List each line in which the string "autres" appears.

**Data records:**
================

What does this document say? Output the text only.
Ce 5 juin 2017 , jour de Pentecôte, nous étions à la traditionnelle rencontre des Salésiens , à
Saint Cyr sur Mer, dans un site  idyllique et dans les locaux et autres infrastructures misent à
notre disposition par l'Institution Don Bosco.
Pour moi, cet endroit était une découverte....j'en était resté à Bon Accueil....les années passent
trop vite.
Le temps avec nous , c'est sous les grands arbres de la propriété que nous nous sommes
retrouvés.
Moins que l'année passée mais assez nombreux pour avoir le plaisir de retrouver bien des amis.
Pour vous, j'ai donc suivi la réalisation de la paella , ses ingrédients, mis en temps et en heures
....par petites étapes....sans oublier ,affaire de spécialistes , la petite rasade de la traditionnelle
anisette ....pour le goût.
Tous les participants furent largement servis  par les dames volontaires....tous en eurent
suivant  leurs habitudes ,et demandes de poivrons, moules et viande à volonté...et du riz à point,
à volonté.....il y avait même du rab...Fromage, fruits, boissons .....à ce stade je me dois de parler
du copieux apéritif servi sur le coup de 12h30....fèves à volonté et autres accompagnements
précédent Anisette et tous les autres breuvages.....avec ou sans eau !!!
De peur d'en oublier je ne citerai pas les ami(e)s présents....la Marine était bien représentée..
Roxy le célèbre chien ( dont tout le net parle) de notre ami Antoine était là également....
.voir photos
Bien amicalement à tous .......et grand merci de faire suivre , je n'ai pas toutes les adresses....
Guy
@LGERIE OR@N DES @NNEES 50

================

**Written response:**
Saint Cyr sur Mer, dans un site  idyllique et dans les locaux et autres infrastructures misent à
du copieux apéritif servi sur le coup de 12h30....fèves à volonté et autres accompagnements
précédent Anisette et tous les autres breuvages.....avec ou sans eau !!!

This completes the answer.